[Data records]
• • • •
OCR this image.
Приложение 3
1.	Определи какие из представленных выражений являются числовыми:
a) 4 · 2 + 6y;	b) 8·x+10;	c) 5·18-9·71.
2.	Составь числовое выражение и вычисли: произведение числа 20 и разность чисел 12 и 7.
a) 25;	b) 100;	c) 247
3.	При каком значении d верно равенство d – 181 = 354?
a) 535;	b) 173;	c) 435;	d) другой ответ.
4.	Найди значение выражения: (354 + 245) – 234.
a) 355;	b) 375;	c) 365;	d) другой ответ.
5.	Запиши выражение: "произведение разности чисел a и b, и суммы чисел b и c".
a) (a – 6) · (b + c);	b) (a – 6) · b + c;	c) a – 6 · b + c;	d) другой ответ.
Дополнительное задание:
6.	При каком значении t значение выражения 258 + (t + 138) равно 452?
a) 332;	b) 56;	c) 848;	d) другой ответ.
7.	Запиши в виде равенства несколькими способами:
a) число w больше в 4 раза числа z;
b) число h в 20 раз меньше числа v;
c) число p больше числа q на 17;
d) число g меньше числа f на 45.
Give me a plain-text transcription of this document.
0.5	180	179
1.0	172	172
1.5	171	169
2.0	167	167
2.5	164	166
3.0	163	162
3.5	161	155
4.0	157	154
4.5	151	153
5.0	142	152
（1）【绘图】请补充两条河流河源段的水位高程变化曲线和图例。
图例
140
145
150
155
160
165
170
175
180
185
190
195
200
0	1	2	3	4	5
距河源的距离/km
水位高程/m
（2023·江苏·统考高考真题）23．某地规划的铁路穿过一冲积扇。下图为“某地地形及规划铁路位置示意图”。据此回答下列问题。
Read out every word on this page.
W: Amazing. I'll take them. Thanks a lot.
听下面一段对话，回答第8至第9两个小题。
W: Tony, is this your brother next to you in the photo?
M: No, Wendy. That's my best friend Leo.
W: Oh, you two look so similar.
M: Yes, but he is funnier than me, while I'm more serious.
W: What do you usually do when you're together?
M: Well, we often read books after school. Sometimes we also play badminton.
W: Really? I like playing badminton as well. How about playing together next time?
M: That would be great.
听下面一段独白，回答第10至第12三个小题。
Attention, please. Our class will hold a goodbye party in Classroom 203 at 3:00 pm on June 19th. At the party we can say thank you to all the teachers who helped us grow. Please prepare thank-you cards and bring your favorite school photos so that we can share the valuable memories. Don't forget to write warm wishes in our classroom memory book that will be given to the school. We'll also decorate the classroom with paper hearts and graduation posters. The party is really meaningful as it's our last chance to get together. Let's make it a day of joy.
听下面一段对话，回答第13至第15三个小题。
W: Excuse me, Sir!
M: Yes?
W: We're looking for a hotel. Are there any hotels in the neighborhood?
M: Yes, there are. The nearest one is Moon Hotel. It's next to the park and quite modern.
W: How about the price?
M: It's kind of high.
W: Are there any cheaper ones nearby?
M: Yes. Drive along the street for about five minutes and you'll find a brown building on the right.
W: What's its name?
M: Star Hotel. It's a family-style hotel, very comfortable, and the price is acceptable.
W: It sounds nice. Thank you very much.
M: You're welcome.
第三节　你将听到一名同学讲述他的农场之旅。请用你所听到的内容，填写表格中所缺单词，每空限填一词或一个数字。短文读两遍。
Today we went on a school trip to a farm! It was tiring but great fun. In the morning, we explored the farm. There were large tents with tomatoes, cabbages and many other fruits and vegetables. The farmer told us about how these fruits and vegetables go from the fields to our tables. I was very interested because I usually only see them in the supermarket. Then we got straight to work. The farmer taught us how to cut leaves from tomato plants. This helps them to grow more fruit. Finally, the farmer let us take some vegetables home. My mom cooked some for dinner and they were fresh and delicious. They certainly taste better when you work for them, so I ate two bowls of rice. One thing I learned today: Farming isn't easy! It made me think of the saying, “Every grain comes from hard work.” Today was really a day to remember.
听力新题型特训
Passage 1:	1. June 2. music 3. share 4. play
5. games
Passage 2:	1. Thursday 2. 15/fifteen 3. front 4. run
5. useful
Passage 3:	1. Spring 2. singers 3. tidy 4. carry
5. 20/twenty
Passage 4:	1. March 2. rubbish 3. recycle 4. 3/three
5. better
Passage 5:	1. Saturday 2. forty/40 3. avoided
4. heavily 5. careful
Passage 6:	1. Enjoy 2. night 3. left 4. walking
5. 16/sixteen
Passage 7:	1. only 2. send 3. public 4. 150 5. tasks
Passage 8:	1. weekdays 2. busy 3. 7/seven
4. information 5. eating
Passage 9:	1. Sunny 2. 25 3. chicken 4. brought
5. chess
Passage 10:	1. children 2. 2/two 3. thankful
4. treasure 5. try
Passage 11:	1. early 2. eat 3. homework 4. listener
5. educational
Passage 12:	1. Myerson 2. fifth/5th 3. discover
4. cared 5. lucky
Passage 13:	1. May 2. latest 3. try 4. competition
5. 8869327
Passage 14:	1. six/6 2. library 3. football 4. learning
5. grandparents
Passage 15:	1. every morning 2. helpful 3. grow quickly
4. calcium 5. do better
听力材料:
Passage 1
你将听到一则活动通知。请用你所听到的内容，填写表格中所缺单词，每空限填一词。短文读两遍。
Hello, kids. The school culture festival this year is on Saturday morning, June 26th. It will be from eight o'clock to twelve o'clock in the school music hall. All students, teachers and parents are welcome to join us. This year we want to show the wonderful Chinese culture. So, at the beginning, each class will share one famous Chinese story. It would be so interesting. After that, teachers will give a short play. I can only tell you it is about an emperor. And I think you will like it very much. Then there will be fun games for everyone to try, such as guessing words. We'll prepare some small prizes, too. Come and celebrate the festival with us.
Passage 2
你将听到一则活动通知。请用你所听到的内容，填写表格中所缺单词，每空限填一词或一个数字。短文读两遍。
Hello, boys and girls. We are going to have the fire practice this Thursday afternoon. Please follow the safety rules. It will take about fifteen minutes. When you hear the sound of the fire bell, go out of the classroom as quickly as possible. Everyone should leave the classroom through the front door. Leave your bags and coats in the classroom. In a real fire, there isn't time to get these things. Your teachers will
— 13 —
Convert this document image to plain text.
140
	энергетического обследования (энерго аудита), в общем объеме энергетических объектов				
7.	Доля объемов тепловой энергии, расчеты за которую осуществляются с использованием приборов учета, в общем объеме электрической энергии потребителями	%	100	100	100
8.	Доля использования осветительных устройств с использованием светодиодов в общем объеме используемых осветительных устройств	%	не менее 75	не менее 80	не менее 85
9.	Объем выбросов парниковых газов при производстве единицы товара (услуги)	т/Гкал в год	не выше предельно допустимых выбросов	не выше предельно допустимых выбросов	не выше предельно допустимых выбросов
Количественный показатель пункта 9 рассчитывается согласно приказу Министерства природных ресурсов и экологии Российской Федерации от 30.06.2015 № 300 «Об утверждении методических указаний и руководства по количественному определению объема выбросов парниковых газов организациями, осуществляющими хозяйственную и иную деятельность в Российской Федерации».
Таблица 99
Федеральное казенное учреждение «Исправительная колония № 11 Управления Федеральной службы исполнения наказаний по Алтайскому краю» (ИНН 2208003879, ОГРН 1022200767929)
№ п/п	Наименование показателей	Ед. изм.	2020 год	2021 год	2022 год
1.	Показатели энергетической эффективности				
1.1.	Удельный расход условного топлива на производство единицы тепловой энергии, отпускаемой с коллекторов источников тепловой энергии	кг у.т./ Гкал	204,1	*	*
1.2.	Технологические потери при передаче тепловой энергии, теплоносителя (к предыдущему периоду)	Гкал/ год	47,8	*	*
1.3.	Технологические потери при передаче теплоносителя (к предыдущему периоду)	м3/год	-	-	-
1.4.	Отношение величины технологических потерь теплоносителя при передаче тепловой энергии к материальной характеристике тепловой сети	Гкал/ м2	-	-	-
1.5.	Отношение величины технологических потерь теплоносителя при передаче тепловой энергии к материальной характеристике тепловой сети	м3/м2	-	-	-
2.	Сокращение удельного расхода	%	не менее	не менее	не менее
• • • •
WHAT YOU NEED TO DO:
Write out each line of the data that holds the string "next".

WRITTEN SOLUTION:
W: Tony, is this your brother next to you in the photo?
W: Really? I like playing badminton as well. How about playing together next time?
M: Yes, there are. The nearest one is Moon Hotel. It's next to the park and quite modern.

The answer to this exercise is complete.